» **Short task**
Write out, please, the line containing "Convert this document image to plain text." together with all lines after it, up to and including the last one, with no other output.

######

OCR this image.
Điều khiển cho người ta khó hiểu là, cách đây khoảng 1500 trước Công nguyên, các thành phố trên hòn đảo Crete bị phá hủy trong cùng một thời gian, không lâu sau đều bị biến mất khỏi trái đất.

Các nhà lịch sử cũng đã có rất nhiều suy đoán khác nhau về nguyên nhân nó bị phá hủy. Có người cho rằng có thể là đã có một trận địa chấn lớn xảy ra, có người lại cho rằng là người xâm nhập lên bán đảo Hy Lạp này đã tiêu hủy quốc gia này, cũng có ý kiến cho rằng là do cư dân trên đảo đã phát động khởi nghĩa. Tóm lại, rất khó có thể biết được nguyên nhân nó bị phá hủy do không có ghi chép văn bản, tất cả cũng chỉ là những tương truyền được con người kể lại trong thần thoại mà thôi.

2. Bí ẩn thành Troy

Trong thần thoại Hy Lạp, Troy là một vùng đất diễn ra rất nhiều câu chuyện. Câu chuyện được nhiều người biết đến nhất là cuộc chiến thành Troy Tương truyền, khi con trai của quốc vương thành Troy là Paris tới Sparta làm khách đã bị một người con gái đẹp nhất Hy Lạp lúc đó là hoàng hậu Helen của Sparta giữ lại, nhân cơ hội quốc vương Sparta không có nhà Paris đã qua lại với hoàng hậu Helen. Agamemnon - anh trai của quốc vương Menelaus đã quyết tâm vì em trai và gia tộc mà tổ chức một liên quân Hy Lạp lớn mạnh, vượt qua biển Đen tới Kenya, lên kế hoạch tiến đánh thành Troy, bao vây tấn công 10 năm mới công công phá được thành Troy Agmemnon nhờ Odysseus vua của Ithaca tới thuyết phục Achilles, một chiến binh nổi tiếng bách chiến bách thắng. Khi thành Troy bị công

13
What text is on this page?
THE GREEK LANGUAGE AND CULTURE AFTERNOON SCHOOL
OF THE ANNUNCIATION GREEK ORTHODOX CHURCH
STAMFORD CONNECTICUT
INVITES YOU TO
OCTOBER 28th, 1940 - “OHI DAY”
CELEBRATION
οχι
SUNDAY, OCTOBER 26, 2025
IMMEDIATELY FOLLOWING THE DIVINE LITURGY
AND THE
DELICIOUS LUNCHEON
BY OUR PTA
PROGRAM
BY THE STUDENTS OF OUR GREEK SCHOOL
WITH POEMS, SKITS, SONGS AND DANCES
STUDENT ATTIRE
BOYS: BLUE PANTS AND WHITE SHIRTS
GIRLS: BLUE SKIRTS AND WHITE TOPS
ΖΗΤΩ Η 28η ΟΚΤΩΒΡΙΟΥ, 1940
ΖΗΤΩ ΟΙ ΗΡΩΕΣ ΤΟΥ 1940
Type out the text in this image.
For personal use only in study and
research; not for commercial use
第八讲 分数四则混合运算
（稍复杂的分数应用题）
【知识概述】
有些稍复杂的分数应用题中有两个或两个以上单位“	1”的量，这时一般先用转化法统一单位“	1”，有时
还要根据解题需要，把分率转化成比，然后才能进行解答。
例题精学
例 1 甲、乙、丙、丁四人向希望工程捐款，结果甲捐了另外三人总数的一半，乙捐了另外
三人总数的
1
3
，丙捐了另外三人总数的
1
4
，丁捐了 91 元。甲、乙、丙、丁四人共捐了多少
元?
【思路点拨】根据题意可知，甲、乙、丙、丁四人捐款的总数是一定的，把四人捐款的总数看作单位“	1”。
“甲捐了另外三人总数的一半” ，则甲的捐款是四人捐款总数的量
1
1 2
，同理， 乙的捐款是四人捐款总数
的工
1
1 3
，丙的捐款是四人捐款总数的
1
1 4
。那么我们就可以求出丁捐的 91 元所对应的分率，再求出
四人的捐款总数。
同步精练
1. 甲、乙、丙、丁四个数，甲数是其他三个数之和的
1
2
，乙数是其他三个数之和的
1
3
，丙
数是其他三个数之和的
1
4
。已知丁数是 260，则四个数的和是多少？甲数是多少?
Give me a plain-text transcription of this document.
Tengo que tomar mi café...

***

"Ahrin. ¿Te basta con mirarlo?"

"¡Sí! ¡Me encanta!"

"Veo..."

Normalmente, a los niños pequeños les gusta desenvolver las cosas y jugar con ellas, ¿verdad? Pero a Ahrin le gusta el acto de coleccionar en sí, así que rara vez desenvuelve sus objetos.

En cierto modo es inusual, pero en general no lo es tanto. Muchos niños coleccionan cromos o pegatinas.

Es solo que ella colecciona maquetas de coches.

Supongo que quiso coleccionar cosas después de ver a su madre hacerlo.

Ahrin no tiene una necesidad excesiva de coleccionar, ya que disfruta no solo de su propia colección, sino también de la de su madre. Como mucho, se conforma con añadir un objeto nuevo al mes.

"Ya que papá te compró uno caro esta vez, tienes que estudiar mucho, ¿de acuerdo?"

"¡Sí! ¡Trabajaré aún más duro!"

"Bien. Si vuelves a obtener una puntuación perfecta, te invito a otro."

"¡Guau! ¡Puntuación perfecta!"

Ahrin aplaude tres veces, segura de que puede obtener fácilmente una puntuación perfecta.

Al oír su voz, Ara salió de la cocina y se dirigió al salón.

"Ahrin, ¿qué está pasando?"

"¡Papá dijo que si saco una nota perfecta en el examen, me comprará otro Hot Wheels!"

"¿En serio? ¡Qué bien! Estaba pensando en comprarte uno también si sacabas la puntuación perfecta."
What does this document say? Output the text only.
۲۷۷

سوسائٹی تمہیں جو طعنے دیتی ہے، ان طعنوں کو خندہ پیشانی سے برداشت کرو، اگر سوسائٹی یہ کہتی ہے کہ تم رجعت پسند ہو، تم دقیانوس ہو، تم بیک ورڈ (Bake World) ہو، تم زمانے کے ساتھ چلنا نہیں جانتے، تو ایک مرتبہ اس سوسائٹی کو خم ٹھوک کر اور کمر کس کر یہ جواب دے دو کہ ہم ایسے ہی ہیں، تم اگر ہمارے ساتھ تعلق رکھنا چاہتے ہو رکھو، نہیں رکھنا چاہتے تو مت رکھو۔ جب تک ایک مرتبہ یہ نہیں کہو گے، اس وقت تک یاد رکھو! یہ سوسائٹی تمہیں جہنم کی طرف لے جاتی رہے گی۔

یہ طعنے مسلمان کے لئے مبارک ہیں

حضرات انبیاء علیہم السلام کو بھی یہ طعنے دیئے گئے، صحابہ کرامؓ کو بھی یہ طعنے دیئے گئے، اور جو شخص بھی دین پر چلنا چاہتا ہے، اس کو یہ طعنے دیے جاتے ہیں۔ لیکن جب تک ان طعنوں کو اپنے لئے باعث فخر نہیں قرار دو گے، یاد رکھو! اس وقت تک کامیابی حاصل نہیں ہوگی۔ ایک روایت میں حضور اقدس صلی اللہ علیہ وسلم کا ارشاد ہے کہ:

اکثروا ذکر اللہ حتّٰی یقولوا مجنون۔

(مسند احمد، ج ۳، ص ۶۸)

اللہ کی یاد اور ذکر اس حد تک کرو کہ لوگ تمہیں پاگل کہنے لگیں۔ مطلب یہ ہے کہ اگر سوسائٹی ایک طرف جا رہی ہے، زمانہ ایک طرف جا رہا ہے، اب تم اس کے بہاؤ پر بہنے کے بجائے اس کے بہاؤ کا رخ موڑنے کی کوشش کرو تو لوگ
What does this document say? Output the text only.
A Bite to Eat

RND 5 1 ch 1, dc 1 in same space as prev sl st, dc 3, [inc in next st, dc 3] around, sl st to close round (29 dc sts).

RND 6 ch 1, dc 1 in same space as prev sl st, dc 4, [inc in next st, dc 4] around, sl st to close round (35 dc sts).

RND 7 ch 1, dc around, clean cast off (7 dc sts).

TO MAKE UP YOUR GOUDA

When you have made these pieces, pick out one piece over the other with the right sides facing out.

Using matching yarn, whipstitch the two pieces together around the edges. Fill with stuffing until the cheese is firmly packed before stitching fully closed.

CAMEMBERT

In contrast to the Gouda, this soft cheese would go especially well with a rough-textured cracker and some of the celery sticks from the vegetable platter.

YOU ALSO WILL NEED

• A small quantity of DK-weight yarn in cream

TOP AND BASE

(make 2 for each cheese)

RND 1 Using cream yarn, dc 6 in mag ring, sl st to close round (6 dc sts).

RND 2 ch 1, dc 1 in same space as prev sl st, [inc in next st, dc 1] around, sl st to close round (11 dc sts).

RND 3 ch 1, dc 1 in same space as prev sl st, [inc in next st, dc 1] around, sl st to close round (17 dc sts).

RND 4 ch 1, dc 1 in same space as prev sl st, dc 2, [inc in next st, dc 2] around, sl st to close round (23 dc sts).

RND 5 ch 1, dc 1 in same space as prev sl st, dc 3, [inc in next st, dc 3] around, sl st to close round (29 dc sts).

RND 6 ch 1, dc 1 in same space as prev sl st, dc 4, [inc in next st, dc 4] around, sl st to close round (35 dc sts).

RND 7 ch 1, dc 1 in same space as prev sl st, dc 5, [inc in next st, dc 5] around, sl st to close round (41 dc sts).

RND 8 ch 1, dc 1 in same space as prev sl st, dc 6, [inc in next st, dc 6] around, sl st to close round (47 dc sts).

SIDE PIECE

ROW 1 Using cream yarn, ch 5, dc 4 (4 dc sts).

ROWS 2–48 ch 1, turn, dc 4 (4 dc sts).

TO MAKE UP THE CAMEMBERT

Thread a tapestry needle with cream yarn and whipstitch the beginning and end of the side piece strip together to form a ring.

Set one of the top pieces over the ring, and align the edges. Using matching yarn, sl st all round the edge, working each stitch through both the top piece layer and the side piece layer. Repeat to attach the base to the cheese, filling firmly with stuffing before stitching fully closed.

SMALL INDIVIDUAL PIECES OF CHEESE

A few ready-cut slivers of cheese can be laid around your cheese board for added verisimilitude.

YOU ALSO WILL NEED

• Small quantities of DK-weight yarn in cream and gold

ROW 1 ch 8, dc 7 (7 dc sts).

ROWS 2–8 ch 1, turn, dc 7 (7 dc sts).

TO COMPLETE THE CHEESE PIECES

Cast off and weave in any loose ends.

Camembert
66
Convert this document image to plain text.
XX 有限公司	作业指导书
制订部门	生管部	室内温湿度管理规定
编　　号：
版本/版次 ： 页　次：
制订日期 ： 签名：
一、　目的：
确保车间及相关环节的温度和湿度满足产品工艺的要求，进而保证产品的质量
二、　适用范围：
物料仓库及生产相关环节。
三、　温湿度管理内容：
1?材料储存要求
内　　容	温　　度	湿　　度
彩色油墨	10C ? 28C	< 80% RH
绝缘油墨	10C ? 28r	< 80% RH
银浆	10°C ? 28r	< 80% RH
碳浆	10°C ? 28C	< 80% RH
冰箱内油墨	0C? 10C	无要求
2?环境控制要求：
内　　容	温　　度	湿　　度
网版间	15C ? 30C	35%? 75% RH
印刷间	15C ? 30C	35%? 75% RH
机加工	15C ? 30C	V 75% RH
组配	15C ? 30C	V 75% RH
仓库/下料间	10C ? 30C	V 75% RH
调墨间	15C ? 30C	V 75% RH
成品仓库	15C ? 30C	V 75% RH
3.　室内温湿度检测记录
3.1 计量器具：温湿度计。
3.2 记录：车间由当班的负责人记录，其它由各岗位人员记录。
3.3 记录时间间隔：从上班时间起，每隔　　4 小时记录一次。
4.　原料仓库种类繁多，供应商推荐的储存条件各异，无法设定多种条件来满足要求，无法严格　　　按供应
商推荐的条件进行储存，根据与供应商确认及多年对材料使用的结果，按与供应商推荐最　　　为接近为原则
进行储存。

######

» **Solution**
Convert this document image to plain text.
XX 有限公司	作业指导书
制订部门	生管部	室内温湿度管理规定
编　　号：
版本/版次 ： 页　次：
制订日期 ： 签名：
一、　目的：
确保车间及相关环节的温度和湿度满足产品工艺的要求，进而保证产品的质量
二、　适用范围：
物料仓库及生产相关环节。
三、　温湿度管理内容：
1?材料储存要求
内　　容	温　　度	湿　　度
彩色油墨	10C ? 28C	< 80% RH
绝缘油墨	10C ? 28r	< 80% RH
银浆	10°C ? 28r	< 80% RH
碳浆	10°C ? 28C	< 80% RH
冰箱内油墨	0C? 10C	无要求
2?环境控制要求：
内　　容	温　　度	湿　　度
网版间	15C ? 30C	35%? 75% RH
印刷间	15C ? 30C	35%? 75% RH
机加工	15C ? 30C	V 75% RH
组配	15C ? 30C	V 75% RH
仓库/下料间	10C ? 30C	V 75% RH
调墨间	15C ? 30C	V 75% RH
成品仓库	15C ? 30C	V 75% RH
3.　室内温湿度检测记录
3.1 计量器具：温湿度计。
3.2 记录：车间由当班的负责人记录，其它由各岗位人员记录。
3.3 记录时间间隔：从上班时间起，每隔　　4 小时记录一次。
4.　原料仓库种类繁多，供应商推荐的储存条件各异，无法设定多种条件来满足要求，无法严格　　　按供应
商推荐的条件进行储存，根据与供应商确认及多年对材料使用的结果，按与供应商推荐最　　　为接近为原则
进行储存。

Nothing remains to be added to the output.